• **Task brief**:
Read the material below. Count the lines containing "Phát" and give that count alone.

• **Records to process**:
★ ★ ★ ★
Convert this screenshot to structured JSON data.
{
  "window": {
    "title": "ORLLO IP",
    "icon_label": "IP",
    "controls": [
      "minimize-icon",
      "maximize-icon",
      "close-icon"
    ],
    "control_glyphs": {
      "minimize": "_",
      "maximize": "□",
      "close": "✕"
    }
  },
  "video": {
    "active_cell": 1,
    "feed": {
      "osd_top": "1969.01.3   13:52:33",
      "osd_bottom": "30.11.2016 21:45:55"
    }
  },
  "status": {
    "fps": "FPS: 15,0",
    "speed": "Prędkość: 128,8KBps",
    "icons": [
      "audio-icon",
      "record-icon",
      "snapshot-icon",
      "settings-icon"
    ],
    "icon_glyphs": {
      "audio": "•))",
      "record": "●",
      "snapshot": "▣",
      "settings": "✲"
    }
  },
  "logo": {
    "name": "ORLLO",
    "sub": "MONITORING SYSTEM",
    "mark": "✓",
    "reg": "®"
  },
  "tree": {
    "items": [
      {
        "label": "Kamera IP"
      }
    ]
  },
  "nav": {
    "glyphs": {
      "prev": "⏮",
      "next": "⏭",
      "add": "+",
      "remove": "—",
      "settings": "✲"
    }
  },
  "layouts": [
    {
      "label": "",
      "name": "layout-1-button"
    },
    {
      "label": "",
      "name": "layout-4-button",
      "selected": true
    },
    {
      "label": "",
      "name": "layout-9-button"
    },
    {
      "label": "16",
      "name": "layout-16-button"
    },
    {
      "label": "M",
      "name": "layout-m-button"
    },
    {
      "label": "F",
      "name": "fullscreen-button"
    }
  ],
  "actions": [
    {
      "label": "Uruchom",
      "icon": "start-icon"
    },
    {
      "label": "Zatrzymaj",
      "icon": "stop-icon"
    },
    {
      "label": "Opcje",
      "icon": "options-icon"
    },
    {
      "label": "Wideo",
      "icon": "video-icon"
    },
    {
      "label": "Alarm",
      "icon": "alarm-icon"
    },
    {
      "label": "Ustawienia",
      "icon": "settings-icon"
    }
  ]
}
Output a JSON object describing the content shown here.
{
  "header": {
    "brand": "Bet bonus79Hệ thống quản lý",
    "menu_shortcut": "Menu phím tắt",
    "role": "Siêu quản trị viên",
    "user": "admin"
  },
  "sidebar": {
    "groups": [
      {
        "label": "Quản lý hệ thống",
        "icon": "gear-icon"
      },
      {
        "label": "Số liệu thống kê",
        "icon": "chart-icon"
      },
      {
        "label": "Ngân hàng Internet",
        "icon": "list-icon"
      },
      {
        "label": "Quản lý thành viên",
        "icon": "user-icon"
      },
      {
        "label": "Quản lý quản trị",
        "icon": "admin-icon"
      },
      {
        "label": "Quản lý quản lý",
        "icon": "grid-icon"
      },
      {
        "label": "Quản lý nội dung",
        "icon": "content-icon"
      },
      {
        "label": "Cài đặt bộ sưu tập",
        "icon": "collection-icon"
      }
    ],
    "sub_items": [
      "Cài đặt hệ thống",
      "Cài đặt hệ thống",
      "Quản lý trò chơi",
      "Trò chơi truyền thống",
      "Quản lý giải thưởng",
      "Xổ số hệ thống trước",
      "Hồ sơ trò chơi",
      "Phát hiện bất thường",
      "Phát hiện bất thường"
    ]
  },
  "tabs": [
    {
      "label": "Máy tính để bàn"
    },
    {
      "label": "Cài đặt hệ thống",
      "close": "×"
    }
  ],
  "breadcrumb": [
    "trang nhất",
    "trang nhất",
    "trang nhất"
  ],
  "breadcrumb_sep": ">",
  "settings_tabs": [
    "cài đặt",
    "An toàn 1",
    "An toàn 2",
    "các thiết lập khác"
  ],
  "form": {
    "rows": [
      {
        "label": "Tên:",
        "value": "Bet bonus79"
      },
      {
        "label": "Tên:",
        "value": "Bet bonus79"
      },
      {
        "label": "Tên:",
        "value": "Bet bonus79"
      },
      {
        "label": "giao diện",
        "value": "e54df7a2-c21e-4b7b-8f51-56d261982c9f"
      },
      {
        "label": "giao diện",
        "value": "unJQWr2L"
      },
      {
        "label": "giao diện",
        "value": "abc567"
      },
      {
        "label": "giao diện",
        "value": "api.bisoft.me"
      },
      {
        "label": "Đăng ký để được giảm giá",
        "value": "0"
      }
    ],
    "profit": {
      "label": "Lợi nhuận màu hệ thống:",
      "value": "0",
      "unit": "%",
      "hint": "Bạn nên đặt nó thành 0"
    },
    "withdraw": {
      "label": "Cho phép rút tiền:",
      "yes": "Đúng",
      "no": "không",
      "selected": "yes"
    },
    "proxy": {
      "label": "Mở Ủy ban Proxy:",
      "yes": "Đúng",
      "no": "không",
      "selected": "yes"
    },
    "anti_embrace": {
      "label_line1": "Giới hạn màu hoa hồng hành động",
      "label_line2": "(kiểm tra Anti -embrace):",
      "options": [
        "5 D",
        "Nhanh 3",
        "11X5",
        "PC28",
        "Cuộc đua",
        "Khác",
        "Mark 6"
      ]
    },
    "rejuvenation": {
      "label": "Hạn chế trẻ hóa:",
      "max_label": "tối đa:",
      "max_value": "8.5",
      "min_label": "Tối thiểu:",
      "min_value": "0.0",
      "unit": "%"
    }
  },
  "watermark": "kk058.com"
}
★ ★ ★ ★
• **Output below**:
2